**Task instructions:** Omit all images. Transcribe the rest of the material below exactly.

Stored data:
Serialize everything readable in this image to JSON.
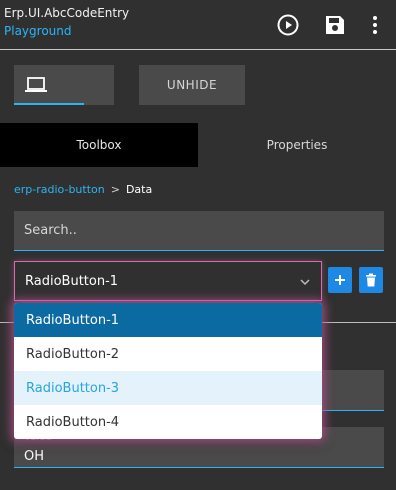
{
  "header": {
    "title": "Erp.UI.AbcCodeEntry",
    "subtitle": "Playground",
    "buttons": {
      "run_icon": "play-circle-icon",
      "save_icon": "save-icon",
      "more_icon": "more-vert-icon"
    }
  },
  "toolbar": {
    "device_icon": "laptop-icon",
    "unhide_label": "UNHIDE"
  },
  "tabs": [
    {
      "label": "Toolbox",
      "active": true
    },
    {
      "label": "Properties",
      "active": false
    }
  ],
  "breadcrumb": {
    "link": "erp-radio-button",
    "separator": ">",
    "current": "Data"
  },
  "search": {
    "placeholder": "Search..",
    "value": ""
  },
  "select": {
    "value": "RadioButton-1",
    "options": [
      "RadioButton-1",
      "RadioButton-2",
      "RadioButton-3",
      "RadioButton-4"
    ],
    "selected_index": 0,
    "hover_index": 2
  },
  "fields": {
    "value_label": "Value",
    "value": "OH"
  },
  "colors": {
    "accent": "#29b6f6",
    "selected_option": "#0b6aa2",
    "focus_glow": "#e06ab0",
    "action_button": "#1e88e5"
  }
}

**Output for this task:**
Serialize everything readable in this image to JSON.
{
  "header": {
    "title": "Erp.UI.AbcCodeEntry",
    "subtitle": "Playground",
    "buttons": {
      "run_icon": "play-circle-icon",
      "save_icon": "save-icon",
      "more_icon": "more-vert-icon"
    }
  },
  "toolbar": {
    "device_icon": "laptop-icon",
    "unhide_label": "UNHIDE"
  },
  "tabs": [
    {
      "label": "Toolbox",
      "active": true
    },
    {
      "label": "Properties",
      "active": false
    }
  ],
  "breadcrumb": {
    "link": "erp-radio-button",
    "separator": ">",
    "current": "Data"
  },
  "search": {
    "placeholder": "Search..",
    "value": ""
  },
  "select": {
    "value": "RadioButton-1",
    "options": [
      "RadioButton-1",
      "RadioButton-2",
      "RadioButton-3",
      "RadioButton-4"
    ],
    "selected_index": 0,
    "hover_index": 2
  },
  "fields": {
    "value_label": "Value",
    "value": "OH"
  },
  "colors": {
    "accent": "#29b6f6",
    "selected_option": "#0b6aa2",
    "focus_glow": "#e06ab0",
    "action_button": "#1e88e5"
  }
}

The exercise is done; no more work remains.